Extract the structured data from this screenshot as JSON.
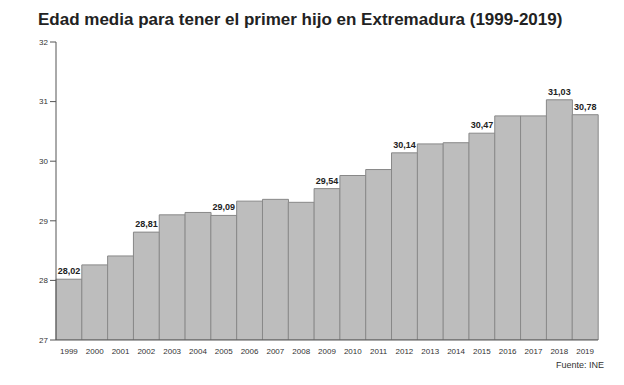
{
  "chart_data": {
    "type": "bar",
    "title": "Edad media para tener el primer hijo en Extremadura (1999-2019)",
    "source": "Fuente: INE",
    "categories": [
      "1999",
      "2000",
      "2001",
      "2002",
      "2003",
      "2004",
      "2005",
      "2006",
      "2007",
      "2008",
      "2009",
      "2010",
      "2011",
      "2012",
      "2013",
      "2014",
      "2015",
      "2016",
      "2017",
      "2018",
      "2019"
    ],
    "values": [
      28.02,
      28.26,
      28.41,
      28.81,
      29.1,
      29.14,
      29.09,
      29.33,
      29.36,
      29.31,
      29.54,
      29.76,
      29.86,
      30.14,
      30.29,
      30.31,
      30.47,
      30.76,
      30.76,
      31.03,
      30.78
    ],
    "value_labels": [
      "28,02",
      null,
      null,
      "28,81",
      null,
      null,
      "29,09",
      null,
      null,
      null,
      "29,54",
      null,
      null,
      "30,14",
      null,
      null,
      "30,47",
      null,
      null,
      "31,03",
      "30,78"
    ],
    "color": "#bdbdbd",
    "data_labels": true,
    "grid": false,
    "ylim": [
      27,
      32
    ],
    "yticks": [
      27,
      28,
      29,
      30,
      31,
      32
    ]
  }
}
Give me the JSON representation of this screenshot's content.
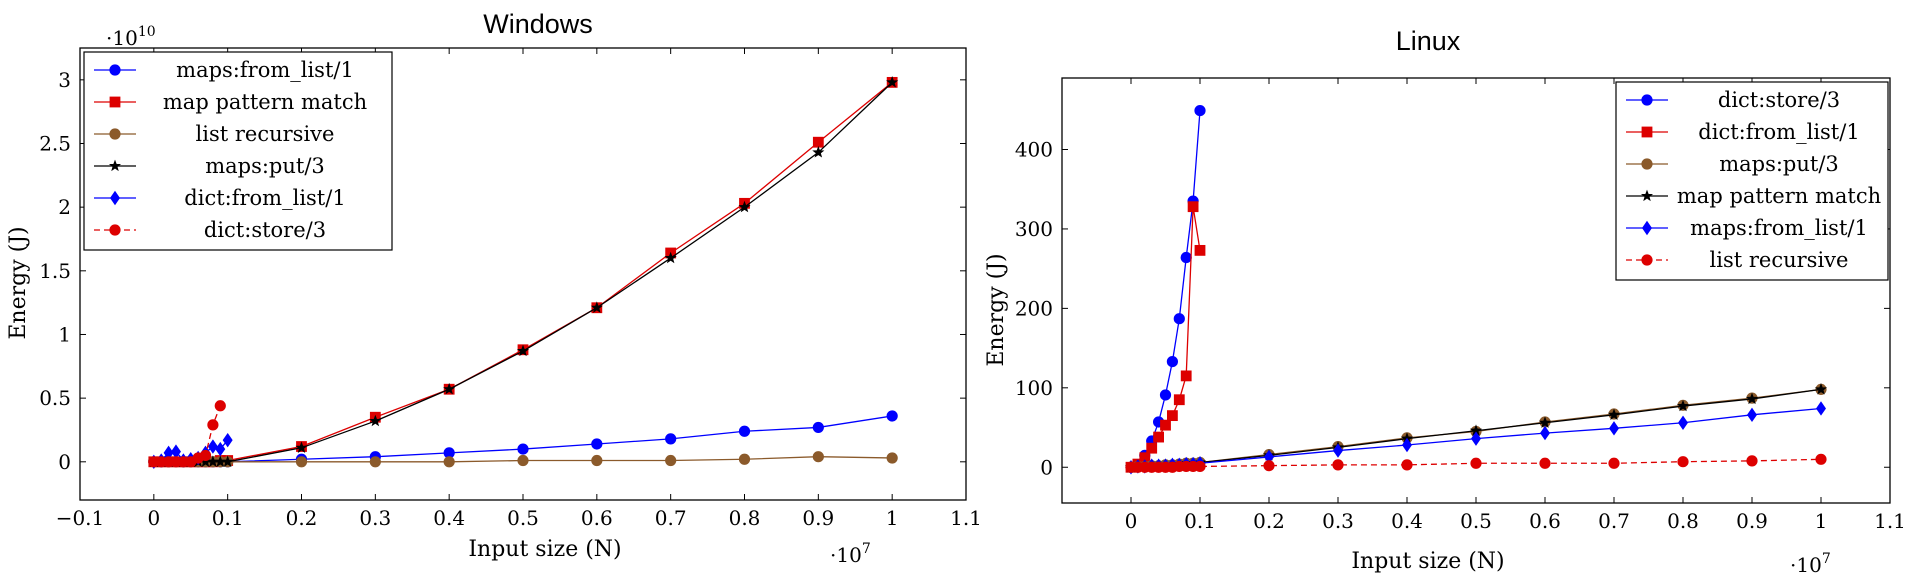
{
  "chart_data": [
    {
      "type": "line",
      "title": "Windows",
      "xlabel": "Input size (N)",
      "ylabel": "Energy (J)",
      "x_multiplier": "·10",
      "x_multiplier_exp": "7",
      "y_multiplier": "·10",
      "y_multiplier_exp": "10",
      "xlim": [
        -0.1,
        1.1
      ],
      "ylim": [
        -0.3,
        3.25
      ],
      "xticks": [
        -0.1,
        0,
        0.1,
        0.2,
        0.3,
        0.4,
        0.5,
        0.6,
        0.7,
        0.8,
        0.9,
        1,
        1.1
      ],
      "xtick_labels": [
        "−0.1",
        "0",
        "0.1",
        "0.2",
        "0.3",
        "0.4",
        "0.5",
        "0.6",
        "0.7",
        "0.8",
        "0.9",
        "1",
        "1.1"
      ],
      "yticks": [
        0,
        0.5,
        1,
        1.5,
        2,
        2.5,
        3
      ],
      "ytick_labels": [
        "0",
        "0.5",
        "1",
        "1.5",
        "2",
        "2.5",
        "3"
      ],
      "legend_position": "top-left",
      "series": [
        {
          "name": "maps:from_list/1",
          "color": "#0000ff",
          "marker": "circle",
          "dash": false,
          "x": [
            0,
            0.01,
            0.02,
            0.03,
            0.04,
            0.05,
            0.06,
            0.07,
            0.08,
            0.09,
            0.1,
            0.2,
            0.3,
            0.4,
            0.5,
            0.6,
            0.7,
            0.8,
            0.9,
            1
          ],
          "y": [
            0,
            0,
            0,
            0,
            0,
            0,
            0,
            0,
            0,
            0,
            0,
            0.02,
            0.04,
            0.07,
            0.1,
            0.14,
            0.18,
            0.24,
            0.27,
            0.36
          ]
        },
        {
          "name": "map pattern match",
          "color": "#dd0000",
          "marker": "square",
          "dash": false,
          "x": [
            0,
            0.01,
            0.02,
            0.03,
            0.04,
            0.05,
            0.06,
            0.07,
            0.08,
            0.09,
            0.1,
            0.2,
            0.3,
            0.4,
            0.5,
            0.6,
            0.7,
            0.8,
            0.9,
            1
          ],
          "y": [
            0,
            0,
            0,
            0,
            0,
            0,
            0,
            0,
            0,
            0.01,
            0.01,
            0.12,
            0.35,
            0.57,
            0.88,
            1.21,
            1.64,
            2.03,
            2.51,
            2.98
          ]
        },
        {
          "name": "list recursive",
          "color": "#8b5a2b",
          "marker": "circle",
          "dash": false,
          "x": [
            0,
            0.01,
            0.02,
            0.03,
            0.04,
            0.05,
            0.06,
            0.07,
            0.08,
            0.09,
            0.1,
            0.2,
            0.3,
            0.4,
            0.5,
            0.6,
            0.7,
            0.8,
            0.9,
            1
          ],
          "y": [
            0,
            0,
            0,
            0,
            0,
            0,
            0,
            0,
            0,
            0,
            0,
            0,
            0,
            0,
            0.01,
            0.01,
            0.01,
            0.02,
            0.04,
            0.03
          ]
        },
        {
          "name": "maps:put/3",
          "color": "#000000",
          "marker": "star",
          "dash": false,
          "x": [
            0,
            0.01,
            0.02,
            0.03,
            0.04,
            0.05,
            0.06,
            0.07,
            0.08,
            0.09,
            0.1,
            0.2,
            0.3,
            0.4,
            0.5,
            0.6,
            0.7,
            0.8,
            0.9,
            1
          ],
          "y": [
            0,
            0,
            0,
            0,
            0,
            0,
            0,
            0,
            0,
            0,
            0,
            0.11,
            0.32,
            0.57,
            0.87,
            1.21,
            1.6,
            2.0,
            2.43,
            2.98
          ]
        },
        {
          "name": "dict:from_list/1",
          "color": "#0000ff",
          "marker": "diamond",
          "dash": false,
          "x": [
            0,
            0.01,
            0.02,
            0.03,
            0.04,
            0.05,
            0.06,
            0.07,
            0.08,
            0.09,
            0.1
          ],
          "y": [
            0,
            0.01,
            0.07,
            0.08,
            0.01,
            0.02,
            0.03,
            0.07,
            0.12,
            0.1,
            0.17
          ]
        },
        {
          "name": "dict:store/3",
          "color": "#dd0000",
          "marker": "circle",
          "dash": true,
          "x": [
            0,
            0.01,
            0.02,
            0.03,
            0.04,
            0.05,
            0.06,
            0.07,
            0.08,
            0.09
          ],
          "y": [
            0,
            0,
            0,
            0,
            0,
            0,
            0.03,
            0.05,
            0.29,
            0.44
          ]
        }
      ]
    },
    {
      "type": "line",
      "title": "Linux",
      "xlabel": "Input size (N)",
      "ylabel": "Energy (J)",
      "x_multiplier": "·10",
      "x_multiplier_exp": "7",
      "xlim": [
        -0.1,
        1.1
      ],
      "ylim": [
        -45,
        490
      ],
      "xticks": [
        0,
        0.1,
        0.2,
        0.3,
        0.4,
        0.5,
        0.6,
        0.7,
        0.8,
        0.9,
        1,
        1.1
      ],
      "xtick_labels": [
        "0",
        "0.1",
        "0.2",
        "0.3",
        "0.4",
        "0.5",
        "0.6",
        "0.7",
        "0.8",
        "0.9",
        "1",
        "1.1"
      ],
      "yticks": [
        0,
        100,
        200,
        300,
        400
      ],
      "ytick_labels": [
        "0",
        "100",
        "200",
        "300",
        "400"
      ],
      "legend_position": "top-right",
      "series": [
        {
          "name": "dict:store/3",
          "color": "#0000ff",
          "marker": "circle",
          "dash": false,
          "x": [
            0,
            0.01,
            0.02,
            0.03,
            0.04,
            0.05,
            0.06,
            0.07,
            0.08,
            0.09,
            0.1
          ],
          "y": [
            0,
            3,
            15,
            33,
            57,
            91,
            133,
            187,
            264,
            335,
            449
          ]
        },
        {
          "name": "dict:from_list/1",
          "color": "#dd0000",
          "marker": "square",
          "dash": false,
          "x": [
            0,
            0.01,
            0.02,
            0.03,
            0.04,
            0.05,
            0.06,
            0.07,
            0.08,
            0.09,
            0.1
          ],
          "y": [
            0,
            4,
            12,
            24,
            38,
            53,
            65,
            85,
            115,
            328,
            273
          ]
        },
        {
          "name": "maps:put/3",
          "color": "#8b5a2b",
          "marker": "circle",
          "dash": false,
          "x": [
            0,
            0.01,
            0.02,
            0.03,
            0.04,
            0.05,
            0.06,
            0.07,
            0.08,
            0.09,
            0.1,
            0.2,
            0.3,
            0.4,
            0.5,
            0.6,
            0.7,
            0.8,
            0.9,
            1
          ],
          "y": [
            0,
            1,
            1,
            2,
            2,
            3,
            3,
            4,
            5,
            5,
            6,
            16,
            26,
            37,
            45,
            57,
            67,
            78,
            87,
            98
          ]
        },
        {
          "name": "map pattern match",
          "color": "#000000",
          "marker": "star",
          "dash": false,
          "x": [
            0,
            0.01,
            0.02,
            0.03,
            0.04,
            0.05,
            0.06,
            0.07,
            0.08,
            0.09,
            0.1,
            0.2,
            0.3,
            0.4,
            0.5,
            0.6,
            0.7,
            0.8,
            0.9,
            1
          ],
          "y": [
            0,
            1,
            1,
            2,
            2,
            3,
            3,
            4,
            5,
            5,
            6,
            15,
            25,
            36,
            46,
            56,
            66,
            77,
            86,
            98
          ]
        },
        {
          "name": "maps:from_list/1",
          "color": "#0000ff",
          "marker": "diamond",
          "dash": false,
          "x": [
            0,
            0.01,
            0.02,
            0.03,
            0.04,
            0.05,
            0.06,
            0.07,
            0.08,
            0.09,
            0.1,
            0.2,
            0.3,
            0.4,
            0.5,
            0.6,
            0.7,
            0.8,
            0.9,
            1
          ],
          "y": [
            0,
            1,
            1,
            2,
            2,
            2,
            3,
            3,
            4,
            4,
            5,
            13,
            21,
            28,
            36,
            43,
            49,
            56,
            66,
            74
          ]
        },
        {
          "name": "list recursive",
          "color": "#dd0000",
          "marker": "circle",
          "dash": true,
          "x": [
            0,
            0.01,
            0.02,
            0.03,
            0.04,
            0.05,
            0.06,
            0.07,
            0.08,
            0.09,
            0.1,
            0.2,
            0.3,
            0.4,
            0.5,
            0.6,
            0.7,
            0.8,
            0.9,
            1
          ],
          "y": [
            0,
            0,
            0,
            0,
            0,
            0,
            0,
            1,
            1,
            1,
            1,
            2,
            3,
            3,
            5,
            5,
            5,
            7,
            8,
            10
          ]
        }
      ]
    }
  ]
}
# # #
**JOB**
Using the entries above, return each line in which the word "screenshot" occurs.

**TASK RESPONSE**
Extract the structured data from this screenshot as JSON.
Give me the JSON representation of this screenshot's content.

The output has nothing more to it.